* begin DATA PROVIDED *

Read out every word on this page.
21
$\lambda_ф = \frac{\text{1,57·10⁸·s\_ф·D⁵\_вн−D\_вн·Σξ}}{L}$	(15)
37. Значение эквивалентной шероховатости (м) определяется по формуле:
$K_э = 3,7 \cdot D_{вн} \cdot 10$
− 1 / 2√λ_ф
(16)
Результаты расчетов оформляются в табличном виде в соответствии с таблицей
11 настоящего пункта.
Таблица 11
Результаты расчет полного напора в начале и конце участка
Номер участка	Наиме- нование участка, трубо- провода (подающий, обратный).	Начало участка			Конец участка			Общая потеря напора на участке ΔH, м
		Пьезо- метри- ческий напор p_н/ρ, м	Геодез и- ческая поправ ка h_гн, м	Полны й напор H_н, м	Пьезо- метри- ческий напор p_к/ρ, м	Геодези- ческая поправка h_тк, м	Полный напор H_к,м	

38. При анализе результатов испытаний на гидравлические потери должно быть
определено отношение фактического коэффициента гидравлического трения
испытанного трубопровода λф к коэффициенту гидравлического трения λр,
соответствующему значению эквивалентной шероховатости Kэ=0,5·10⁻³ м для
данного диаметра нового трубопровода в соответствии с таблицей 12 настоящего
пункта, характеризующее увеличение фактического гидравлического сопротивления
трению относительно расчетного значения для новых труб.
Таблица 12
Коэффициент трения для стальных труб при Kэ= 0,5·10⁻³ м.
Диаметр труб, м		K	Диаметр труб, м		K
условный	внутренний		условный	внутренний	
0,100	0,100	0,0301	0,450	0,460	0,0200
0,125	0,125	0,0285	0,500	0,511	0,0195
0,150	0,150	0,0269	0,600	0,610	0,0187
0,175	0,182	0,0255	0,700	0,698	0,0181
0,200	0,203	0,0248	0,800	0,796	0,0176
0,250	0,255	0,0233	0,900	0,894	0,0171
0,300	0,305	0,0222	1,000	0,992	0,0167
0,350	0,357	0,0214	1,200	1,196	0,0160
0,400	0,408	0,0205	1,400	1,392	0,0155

* end DATA PROVIDED *

▸ DIRECTIONS: From the records above, extract everything verbatim.

▸ CORRECT RESPONSE:
Read out every word on this page.
21
$\lambda_ф = \frac{\text{1,57·10⁸·s\_ф·D⁵\_вн−D\_вн·Σξ}}{L}$	(15)
37. Значение эквивалентной шероховатости (м) определяется по формуле:
$K_э = 3,7 \cdot D_{вн} \cdot 10$
− 1 / 2√λ_ф
(16)
Результаты расчетов оформляются в табличном виде в соответствии с таблицей
11 настоящего пункта.
Таблица 11
Результаты расчет полного напора в начале и конце участка
Номер участка	Наиме- нование участка, трубо- провода (подающий, обратный).	Начало участка			Конец участка			Общая потеря напора на участке ΔH, м
		Пьезо- метри- ческий напор p_н/ρ, м	Геодез и- ческая поправ ка h_гн, м	Полны й напор H_н, м	Пьезо- метри- ческий напор p_к/ρ, м	Геодези- ческая поправка h_тк, м	Полный напор H_к,м	

38. При анализе результатов испытаний на гидравлические потери должно быть
определено отношение фактического коэффициента гидравлического трения
испытанного трубопровода λф к коэффициенту гидравлического трения λр,
соответствующему значению эквивалентной шероховатости Kэ=0,5·10⁻³ м для
данного диаметра нового трубопровода в соответствии с таблицей 12 настоящего
пункта, характеризующее увеличение фактического гидравлического сопротивления
трению относительно расчетного значения для новых труб.
Таблица 12
Коэффициент трения для стальных труб при Kэ= 0,5·10⁻³ м.
Диаметр труб, м		K	Диаметр труб, м		K
условный	внутренний		условный	внутренний	
0,100	0,100	0,0301	0,450	0,460	0,0200
0,125	0,125	0,0285	0,500	0,511	0,0195
0,150	0,150	0,0269	0,600	0,610	0,0187
0,175	0,182	0,0255	0,700	0,698	0,0181
0,200	0,203	0,0248	0,800	0,796	0,0176
0,250	0,255	0,0233	0,900	0,894	0,0171
0,300	0,305	0,0222	1,000	0,992	0,0167
0,350	0,357	0,0214	1,200	1,196	0,0160
0,400	0,408	0,0205	1,400	1,392	0,0155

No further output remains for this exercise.